Exercise goal: Of all the lines in the material, how many include the word "screenshot"? Give only the number.

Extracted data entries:
* * * * * * *

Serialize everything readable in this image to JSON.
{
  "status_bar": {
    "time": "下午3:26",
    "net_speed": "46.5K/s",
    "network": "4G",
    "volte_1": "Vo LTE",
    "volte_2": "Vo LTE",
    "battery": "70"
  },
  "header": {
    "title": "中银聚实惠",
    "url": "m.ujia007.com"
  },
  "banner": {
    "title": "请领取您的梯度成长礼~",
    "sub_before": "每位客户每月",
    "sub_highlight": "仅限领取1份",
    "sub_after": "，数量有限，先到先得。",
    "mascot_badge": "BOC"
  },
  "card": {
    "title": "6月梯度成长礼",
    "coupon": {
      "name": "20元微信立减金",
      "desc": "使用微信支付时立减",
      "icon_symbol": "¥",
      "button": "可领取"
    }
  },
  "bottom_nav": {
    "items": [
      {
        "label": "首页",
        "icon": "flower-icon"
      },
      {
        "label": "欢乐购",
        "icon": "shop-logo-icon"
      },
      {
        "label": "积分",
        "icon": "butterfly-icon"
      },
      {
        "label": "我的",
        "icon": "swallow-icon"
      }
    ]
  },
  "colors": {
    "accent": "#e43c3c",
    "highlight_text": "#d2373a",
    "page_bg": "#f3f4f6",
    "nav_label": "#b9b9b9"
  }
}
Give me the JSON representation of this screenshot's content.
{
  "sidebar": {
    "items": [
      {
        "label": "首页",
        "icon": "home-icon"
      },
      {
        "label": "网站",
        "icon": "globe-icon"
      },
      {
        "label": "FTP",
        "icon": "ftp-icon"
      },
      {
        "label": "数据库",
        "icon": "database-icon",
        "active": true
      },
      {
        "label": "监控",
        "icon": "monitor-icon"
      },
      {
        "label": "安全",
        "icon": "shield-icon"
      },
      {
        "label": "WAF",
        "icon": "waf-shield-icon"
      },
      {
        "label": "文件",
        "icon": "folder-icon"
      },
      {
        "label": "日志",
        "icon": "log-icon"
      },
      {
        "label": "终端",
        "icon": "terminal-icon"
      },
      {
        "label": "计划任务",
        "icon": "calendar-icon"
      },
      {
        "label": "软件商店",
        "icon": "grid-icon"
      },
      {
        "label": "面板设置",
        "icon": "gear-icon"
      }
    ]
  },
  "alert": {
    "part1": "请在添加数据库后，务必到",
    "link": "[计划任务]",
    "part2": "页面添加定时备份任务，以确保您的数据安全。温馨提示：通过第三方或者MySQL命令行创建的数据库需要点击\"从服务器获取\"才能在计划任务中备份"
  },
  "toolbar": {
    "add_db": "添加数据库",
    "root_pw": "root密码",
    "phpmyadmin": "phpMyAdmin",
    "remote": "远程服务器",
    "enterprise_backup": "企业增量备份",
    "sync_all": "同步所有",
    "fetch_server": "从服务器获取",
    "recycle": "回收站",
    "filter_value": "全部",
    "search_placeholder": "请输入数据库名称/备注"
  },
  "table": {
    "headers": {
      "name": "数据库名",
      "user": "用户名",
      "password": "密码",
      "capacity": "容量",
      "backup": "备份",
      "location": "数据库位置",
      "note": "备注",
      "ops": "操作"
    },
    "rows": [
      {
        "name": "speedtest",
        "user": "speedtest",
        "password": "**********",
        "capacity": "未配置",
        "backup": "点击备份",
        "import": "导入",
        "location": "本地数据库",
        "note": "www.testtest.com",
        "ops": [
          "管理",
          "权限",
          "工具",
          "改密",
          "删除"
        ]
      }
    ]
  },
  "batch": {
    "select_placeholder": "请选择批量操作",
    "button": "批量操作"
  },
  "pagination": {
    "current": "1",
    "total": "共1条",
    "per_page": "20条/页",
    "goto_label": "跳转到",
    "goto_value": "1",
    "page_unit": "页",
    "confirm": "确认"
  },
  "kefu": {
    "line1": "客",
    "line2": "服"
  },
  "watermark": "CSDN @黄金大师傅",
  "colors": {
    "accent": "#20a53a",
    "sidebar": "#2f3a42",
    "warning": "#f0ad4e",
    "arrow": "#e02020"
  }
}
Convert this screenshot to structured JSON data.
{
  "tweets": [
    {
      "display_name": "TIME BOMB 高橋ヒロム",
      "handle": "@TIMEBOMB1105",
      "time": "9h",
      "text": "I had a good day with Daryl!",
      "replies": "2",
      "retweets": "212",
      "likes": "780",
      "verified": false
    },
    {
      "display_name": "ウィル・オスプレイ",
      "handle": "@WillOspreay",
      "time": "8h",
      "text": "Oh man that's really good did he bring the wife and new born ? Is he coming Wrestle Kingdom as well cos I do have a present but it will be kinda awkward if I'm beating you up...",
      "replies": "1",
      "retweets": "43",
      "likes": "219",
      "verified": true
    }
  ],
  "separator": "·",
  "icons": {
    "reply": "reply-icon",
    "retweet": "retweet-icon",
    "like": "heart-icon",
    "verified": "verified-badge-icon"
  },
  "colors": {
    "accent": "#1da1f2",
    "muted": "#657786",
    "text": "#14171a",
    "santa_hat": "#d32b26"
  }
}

* * * * * * *

Exercise answer: 2